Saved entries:
— begin —

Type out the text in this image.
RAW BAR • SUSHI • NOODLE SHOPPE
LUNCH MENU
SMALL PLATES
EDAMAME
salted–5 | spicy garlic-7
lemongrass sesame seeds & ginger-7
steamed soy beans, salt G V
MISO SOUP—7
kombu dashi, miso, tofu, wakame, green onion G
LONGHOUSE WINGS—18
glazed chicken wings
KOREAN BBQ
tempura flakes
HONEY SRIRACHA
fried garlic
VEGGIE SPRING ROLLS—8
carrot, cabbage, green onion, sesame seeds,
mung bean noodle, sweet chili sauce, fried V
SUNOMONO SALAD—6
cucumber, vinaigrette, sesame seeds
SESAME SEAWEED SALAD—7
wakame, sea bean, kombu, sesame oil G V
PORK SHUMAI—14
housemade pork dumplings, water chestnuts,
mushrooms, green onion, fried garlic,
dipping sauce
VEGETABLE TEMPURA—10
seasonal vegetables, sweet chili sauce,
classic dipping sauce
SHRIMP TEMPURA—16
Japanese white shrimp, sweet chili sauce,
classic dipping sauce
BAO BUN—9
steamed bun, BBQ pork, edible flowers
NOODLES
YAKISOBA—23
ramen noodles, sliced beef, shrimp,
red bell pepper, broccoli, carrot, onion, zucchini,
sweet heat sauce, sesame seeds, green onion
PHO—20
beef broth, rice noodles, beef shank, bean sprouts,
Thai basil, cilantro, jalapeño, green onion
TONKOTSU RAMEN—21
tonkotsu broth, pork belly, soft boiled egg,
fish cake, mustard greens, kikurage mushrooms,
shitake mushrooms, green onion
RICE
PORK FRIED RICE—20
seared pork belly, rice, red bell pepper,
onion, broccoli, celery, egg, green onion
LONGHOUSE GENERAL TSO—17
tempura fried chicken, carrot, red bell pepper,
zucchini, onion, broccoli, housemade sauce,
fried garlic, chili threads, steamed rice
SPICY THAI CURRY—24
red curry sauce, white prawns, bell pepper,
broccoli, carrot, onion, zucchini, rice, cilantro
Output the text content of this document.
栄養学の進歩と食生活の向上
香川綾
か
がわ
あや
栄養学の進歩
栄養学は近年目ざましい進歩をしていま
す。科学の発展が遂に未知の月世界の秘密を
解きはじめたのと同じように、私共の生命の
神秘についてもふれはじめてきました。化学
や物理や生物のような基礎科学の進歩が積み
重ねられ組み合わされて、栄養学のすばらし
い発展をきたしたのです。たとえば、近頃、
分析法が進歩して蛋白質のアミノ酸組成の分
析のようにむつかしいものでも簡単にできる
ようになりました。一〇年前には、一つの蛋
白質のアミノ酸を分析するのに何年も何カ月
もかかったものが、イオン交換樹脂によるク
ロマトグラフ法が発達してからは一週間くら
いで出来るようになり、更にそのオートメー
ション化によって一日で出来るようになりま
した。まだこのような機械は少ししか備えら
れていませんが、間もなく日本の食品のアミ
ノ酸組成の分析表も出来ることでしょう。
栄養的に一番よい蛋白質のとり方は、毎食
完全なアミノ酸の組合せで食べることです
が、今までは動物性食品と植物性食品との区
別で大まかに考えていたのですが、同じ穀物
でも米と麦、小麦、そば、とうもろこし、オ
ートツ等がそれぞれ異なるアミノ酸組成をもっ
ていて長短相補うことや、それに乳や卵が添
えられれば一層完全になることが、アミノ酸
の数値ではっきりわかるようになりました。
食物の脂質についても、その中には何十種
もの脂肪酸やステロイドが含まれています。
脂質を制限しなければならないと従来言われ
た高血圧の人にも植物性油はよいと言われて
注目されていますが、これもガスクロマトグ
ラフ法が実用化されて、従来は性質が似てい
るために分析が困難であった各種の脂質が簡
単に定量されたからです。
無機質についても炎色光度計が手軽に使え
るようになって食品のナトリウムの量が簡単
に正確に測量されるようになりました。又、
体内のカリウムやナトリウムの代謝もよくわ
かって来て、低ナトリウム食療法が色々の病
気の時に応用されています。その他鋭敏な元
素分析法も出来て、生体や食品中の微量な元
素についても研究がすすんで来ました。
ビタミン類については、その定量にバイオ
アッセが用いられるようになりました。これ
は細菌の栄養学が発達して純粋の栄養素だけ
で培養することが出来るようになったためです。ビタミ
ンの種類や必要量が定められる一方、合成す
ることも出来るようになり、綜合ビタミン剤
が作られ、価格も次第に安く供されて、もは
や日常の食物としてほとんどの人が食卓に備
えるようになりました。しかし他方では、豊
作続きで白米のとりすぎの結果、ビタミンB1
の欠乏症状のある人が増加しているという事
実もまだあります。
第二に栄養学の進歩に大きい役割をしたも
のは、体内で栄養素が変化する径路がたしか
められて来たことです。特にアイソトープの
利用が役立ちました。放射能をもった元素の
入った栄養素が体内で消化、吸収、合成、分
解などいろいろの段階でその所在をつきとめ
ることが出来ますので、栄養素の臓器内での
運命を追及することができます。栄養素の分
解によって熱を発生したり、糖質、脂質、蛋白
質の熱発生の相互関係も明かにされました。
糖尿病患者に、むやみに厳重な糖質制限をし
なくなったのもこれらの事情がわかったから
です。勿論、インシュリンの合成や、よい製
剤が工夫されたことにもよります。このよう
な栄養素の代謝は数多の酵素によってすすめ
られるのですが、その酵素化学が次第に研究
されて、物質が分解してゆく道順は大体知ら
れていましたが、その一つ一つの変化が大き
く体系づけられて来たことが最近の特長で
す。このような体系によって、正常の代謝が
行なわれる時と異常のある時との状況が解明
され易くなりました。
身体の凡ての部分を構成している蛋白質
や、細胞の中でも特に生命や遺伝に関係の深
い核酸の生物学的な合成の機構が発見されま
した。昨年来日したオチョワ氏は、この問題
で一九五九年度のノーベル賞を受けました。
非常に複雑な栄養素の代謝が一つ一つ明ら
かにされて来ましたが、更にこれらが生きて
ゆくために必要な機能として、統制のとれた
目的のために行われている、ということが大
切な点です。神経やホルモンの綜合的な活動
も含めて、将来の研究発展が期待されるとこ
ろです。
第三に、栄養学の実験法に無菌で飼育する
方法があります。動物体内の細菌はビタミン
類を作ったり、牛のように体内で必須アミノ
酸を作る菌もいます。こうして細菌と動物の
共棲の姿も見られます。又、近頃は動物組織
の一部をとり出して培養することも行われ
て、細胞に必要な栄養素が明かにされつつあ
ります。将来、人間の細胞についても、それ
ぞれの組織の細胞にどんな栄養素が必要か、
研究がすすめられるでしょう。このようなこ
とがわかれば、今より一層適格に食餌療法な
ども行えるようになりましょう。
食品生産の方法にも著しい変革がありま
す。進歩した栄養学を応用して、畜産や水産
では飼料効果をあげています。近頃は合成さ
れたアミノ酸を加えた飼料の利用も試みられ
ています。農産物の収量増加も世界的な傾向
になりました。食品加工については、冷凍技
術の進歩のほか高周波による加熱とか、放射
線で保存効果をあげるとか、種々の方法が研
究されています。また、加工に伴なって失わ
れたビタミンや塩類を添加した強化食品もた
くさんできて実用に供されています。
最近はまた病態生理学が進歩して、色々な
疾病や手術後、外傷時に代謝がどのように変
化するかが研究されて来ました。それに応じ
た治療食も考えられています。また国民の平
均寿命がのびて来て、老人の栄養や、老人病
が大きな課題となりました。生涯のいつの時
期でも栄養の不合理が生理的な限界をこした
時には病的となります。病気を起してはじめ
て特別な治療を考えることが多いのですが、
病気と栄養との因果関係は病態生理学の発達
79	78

— end —

__PROBLEM STATEMENT__. Please reproduce all of the entries exactly as they stand.

__SOLUTION FOR THIS PROBLEM__.
Type out the text in this image.
RAW BAR • SUSHI • NOODLE SHOPPE
LUNCH MENU
SMALL PLATES
EDAMAME
salted–5 | spicy garlic-7
lemongrass sesame seeds & ginger-7
steamed soy beans, salt G V
MISO SOUP—7
kombu dashi, miso, tofu, wakame, green onion G
LONGHOUSE WINGS—18
glazed chicken wings
KOREAN BBQ
tempura flakes
HONEY SRIRACHA
fried garlic
VEGGIE SPRING ROLLS—8
carrot, cabbage, green onion, sesame seeds,
mung bean noodle, sweet chili sauce, fried V
SUNOMONO SALAD—6
cucumber, vinaigrette, sesame seeds
SESAME SEAWEED SALAD—7
wakame, sea bean, kombu, sesame oil G V
PORK SHUMAI—14
housemade pork dumplings, water chestnuts,
mushrooms, green onion, fried garlic,
dipping sauce
VEGETABLE TEMPURA—10
seasonal vegetables, sweet chili sauce,
classic dipping sauce
SHRIMP TEMPURA—16
Japanese white shrimp, sweet chili sauce,
classic dipping sauce
BAO BUN—9
steamed bun, BBQ pork, edible flowers
NOODLES
YAKISOBA—23
ramen noodles, sliced beef, shrimp,
red bell pepper, broccoli, carrot, onion, zucchini,
sweet heat sauce, sesame seeds, green onion
PHO—20
beef broth, rice noodles, beef shank, bean sprouts,
Thai basil, cilantro, jalapeño, green onion
TONKOTSU RAMEN—21
tonkotsu broth, pork belly, soft boiled egg,
fish cake, mustard greens, kikurage mushrooms,
shitake mushrooms, green onion
RICE
PORK FRIED RICE—20
seared pork belly, rice, red bell pepper,
onion, broccoli, celery, egg, green onion
LONGHOUSE GENERAL TSO—17
tempura fried chicken, carrot, red bell pepper,
zucchini, onion, broccoli, housemade sauce,
fried garlic, chili threads, steamed rice
SPICY THAI CURRY—24
red curry sauce, white prawns, bell pepper,
broccoli, carrot, onion, zucchini, rice, cilantro
Output the text content of this document.
栄養学の進歩と食生活の向上
香川綾
か
がわ
あや
栄養学の進歩
栄養学は近年目ざましい進歩をしていま
す。科学の発展が遂に未知の月世界の秘密を
解きはじめたのと同じように、私共の生命の
神秘についてもふれはじめてきました。化学
や物理や生物のような基礎科学の進歩が積み
重ねられ組み合わされて、栄養学のすばらし
い発展をきたしたのです。たとえば、近頃、
分析法が進歩して蛋白質のアミノ酸組成の分
析のようにむつかしいものでも簡単にできる
ようになりました。一〇年前には、一つの蛋
白質のアミノ酸を分析するのに何年も何カ月
もかかったものが、イオン交換樹脂によるク
ロマトグラフ法が発達してからは一週間くら
いで出来るようになり、更にそのオートメー
ション化によって一日で出来るようになりま
した。まだこのような機械は少ししか備えら
れていませんが、間もなく日本の食品のアミ
ノ酸組成の分析表も出来ることでしょう。
栄養的に一番よい蛋白質のとり方は、毎食
完全なアミノ酸の組合せで食べることです
が、今までは動物性食品と植物性食品との区
別で大まかに考えていたのですが、同じ穀物
でも米と麦、小麦、そば、とうもろこし、オ
ートツ等がそれぞれ異なるアミノ酸組成をもっ
ていて長短相補うことや、それに乳や卵が添
えられれば一層完全になることが、アミノ酸
の数値ではっきりわかるようになりました。
食物の脂質についても、その中には何十種
もの脂肪酸やステロイドが含まれています。
脂質を制限しなければならないと従来言われ
た高血圧の人にも植物性油はよいと言われて
注目されていますが、これもガスクロマトグ
ラフ法が実用化されて、従来は性質が似てい
るために分析が困難であった各種の脂質が簡
単に定量されたからです。
無機質についても炎色光度計が手軽に使え
るようになって食品のナトリウムの量が簡単
に正確に測量されるようになりました。又、
体内のカリウムやナトリウムの代謝もよくわ
かって来て、低ナトリウム食療法が色々の病
気の時に応用されています。その他鋭敏な元
素分析法も出来て、生体や食品中の微量な元
素についても研究がすすんで来ました。
ビタミン類については、その定量にバイオ
アッセが用いられるようになりました。これ
は細菌の栄養学が発達して純粋の栄養素だけ
で培養することが出来るようになったためです。ビタミ
ンの種類や必要量が定められる一方、合成す
ることも出来るようになり、綜合ビタミン剤
が作られ、価格も次第に安く供されて、もは
や日常の食物としてほとんどの人が食卓に備
えるようになりました。しかし他方では、豊
作続きで白米のとりすぎの結果、ビタミンB1
の欠乏症状のある人が増加しているという事
実もまだあります。
第二に栄養学の進歩に大きい役割をしたも
のは、体内で栄養素が変化する径路がたしか
められて来たことです。特にアイソトープの
利用が役立ちました。放射能をもった元素の
入った栄養素が体内で消化、吸収、合成、分
解などいろいろの段階でその所在をつきとめ
ることが出来ますので、栄養素の臓器内での
運命を追及することができます。栄養素の分
解によって熱を発生したり、糖質、脂質、蛋白
質の熱発生の相互関係も明かにされました。
糖尿病患者に、むやみに厳重な糖質制限をし
なくなったのもこれらの事情がわかったから
です。勿論、インシュリンの合成や、よい製
剤が工夫されたことにもよります。このよう
な栄養素の代謝は数多の酵素によってすすめ
られるのですが、その酵素化学が次第に研究
されて、物質が分解してゆく道順は大体知ら
れていましたが、その一つ一つの変化が大き
く体系づけられて来たことが最近の特長で
す。このような体系によって、正常の代謝が
行なわれる時と異常のある時との状況が解明
され易くなりました。
身体の凡ての部分を構成している蛋白質
や、細胞の中でも特に生命や遺伝に関係の深
い核酸の生物学的な合成の機構が発見されま
した。昨年来日したオチョワ氏は、この問題
で一九五九年度のノーベル賞を受けました。
非常に複雑な栄養素の代謝が一つ一つ明ら
かにされて来ましたが、更にこれらが生きて
ゆくために必要な機能として、統制のとれた
目的のために行われている、ということが大
切な点です。神経やホルモンの綜合的な活動
も含めて、将来の研究発展が期待されるとこ
ろです。
第三に、栄養学の実験法に無菌で飼育する
方法があります。動物体内の細菌はビタミン
類を作ったり、牛のように体内で必須アミノ
酸を作る菌もいます。こうして細菌と動物の
共棲の姿も見られます。又、近頃は動物組織
の一部をとり出して培養することも行われ
て、細胞に必要な栄養素が明かにされつつあ
ります。将来、人間の細胞についても、それ
ぞれの組織の細胞にどんな栄養素が必要か、
研究がすすめられるでしょう。このようなこ
とがわかれば、今より一層適格に食餌療法な
ども行えるようになりましょう。
食品生産の方法にも著しい変革がありま
す。進歩した栄養学を応用して、畜産や水産
では飼料効果をあげています。近頃は合成さ
れたアミノ酸を加えた飼料の利用も試みられ
ています。農産物の収量増加も世界的な傾向
になりました。食品加工については、冷凍技
術の進歩のほか高周波による加熱とか、放射
線で保存効果をあげるとか、種々の方法が研
究されています。また、加工に伴なって失わ
れたビタミンや塩類を添加した強化食品もた
くさんできて実用に供されています。
最近はまた病態生理学が進歩して、色々な
疾病や手術後、外傷時に代謝がどのように変
化するかが研究されて来ました。それに応じ
た治療食も考えられています。また国民の平
均寿命がのびて来て、老人の栄養や、老人病
が大きな課題となりました。生涯のいつの時
期でも栄養の不合理が生理的な限界をこした
時には病的となります。病気を起してはじめ
て特別な治療を考えることが多いのですが、
病気と栄養との因果関係は病態生理学の発達
79	78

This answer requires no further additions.